Sostituisci "block diagram" con "functional diagram" in tutto l'elenco e riporta ogni riga senza altre modifiche.

▸ Dati in ingresso:
....
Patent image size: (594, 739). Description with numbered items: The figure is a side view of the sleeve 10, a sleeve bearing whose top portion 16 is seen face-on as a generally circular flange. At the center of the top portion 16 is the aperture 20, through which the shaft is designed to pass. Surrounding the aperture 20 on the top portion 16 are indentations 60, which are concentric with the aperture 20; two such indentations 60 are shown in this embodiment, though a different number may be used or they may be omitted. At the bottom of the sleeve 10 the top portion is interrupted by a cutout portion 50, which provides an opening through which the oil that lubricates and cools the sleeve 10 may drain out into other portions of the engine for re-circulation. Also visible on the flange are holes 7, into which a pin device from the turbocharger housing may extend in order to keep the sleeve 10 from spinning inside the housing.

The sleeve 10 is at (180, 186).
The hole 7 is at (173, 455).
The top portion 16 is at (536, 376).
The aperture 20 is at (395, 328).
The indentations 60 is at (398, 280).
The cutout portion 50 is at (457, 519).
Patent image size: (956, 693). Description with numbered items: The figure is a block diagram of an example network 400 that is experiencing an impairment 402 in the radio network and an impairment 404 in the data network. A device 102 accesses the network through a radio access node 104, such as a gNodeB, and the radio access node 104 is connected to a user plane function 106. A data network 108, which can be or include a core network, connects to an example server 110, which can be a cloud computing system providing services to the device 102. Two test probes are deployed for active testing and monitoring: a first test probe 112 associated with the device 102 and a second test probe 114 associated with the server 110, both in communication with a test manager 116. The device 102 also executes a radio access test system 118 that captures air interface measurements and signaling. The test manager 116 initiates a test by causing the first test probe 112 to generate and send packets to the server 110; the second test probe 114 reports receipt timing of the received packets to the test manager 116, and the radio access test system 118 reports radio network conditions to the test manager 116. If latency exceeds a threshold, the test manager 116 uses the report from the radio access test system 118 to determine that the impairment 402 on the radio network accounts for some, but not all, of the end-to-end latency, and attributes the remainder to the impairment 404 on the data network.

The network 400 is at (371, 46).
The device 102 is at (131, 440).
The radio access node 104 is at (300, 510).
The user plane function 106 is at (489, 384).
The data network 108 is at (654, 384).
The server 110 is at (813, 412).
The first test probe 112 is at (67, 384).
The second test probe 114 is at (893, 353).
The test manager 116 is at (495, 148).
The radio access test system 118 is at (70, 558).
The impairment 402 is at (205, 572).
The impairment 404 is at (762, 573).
....
▸ Risposta:
Patent image size: (594, 739). Description with numbered items: The figure is a side view of the sleeve 10, a sleeve bearing whose top portion 16 is seen face-on as a generally circular flange. At the center of the top portion 16 is the aperture 20, through which the shaft is designed to pass. Surrounding the aperture 20 on the top portion 16 are indentations 60, which are concentric with the aperture 20; two such indentations 60 are shown in this embodiment, though a different number may be used or they may be omitted. At the bottom of the sleeve 10 the top portion is interrupted by a cutout portion 50, which provides an opening through which the oil that lubricates and cools the sleeve 10 may drain out into other portions of the engine for re-circulation. Also visible on the flange are holes 7, into which a pin device from the turbocharger housing may extend in order to keep the sleeve 10 from spinning inside the housing.

The sleeve 10 is at (180, 186).
The hole 7 is at (173, 455).
The top portion 16 is at (536, 376).
The aperture 20 is at (395, 328).
The indentations 60 is at (398, 280).
The cutout portion 50 is at (457, 519).
Patent image size: (956, 693). Description with numbered items: The figure is a functional diagram of an example network 400 that is experiencing an impairment 402 in the radio network and an impairment 404 in the data network. A device 102 accesses the network through a radio access node 104, such as a gNodeB, and the radio access node 104 is connected to a user plane function 106. A data network 108, which can be or include a core network, connects to an example server 110, which can be a cloud computing system providing services to the device 102. Two test probes are deployed for active testing and monitoring: a first test probe 112 associated with the device 102 and a second test probe 114 associated with the server 110, both in communication with a test manager 116. The device 102 also executes a radio access test system 118 that captures air interface measurements and signaling. The test manager 116 initiates a test by causing the first test probe 112 to generate and send packets to the server 110; the second test probe 114 reports receipt timing of the received packets to the test manager 116, and the radio access test system 118 reports radio network conditions to the test manager 116. If latency exceeds a threshold, the test manager 116 uses the report from the radio access test system 118 to determine that the impairment 402 on the radio network accounts for some, but not all, of the end-to-end latency, and attributes the remainder to the impairment 404 on the data network.

The network 400 is at (371, 46).
The device 102 is at (131, 440).
The radio access node 104 is at (300, 510).
The user plane function 106 is at (489, 384).
The data network 108 is at (654, 384).
The server 110 is at (813, 412).
The first test probe 112 is at (67, 384).
The second test probe 114 is at (893, 353).
The test manager 116 is at (495, 148).
The radio access test system 118 is at (70, 558).
The impairment 402 is at (205, 572).
The impairment 404 is at (762, 573).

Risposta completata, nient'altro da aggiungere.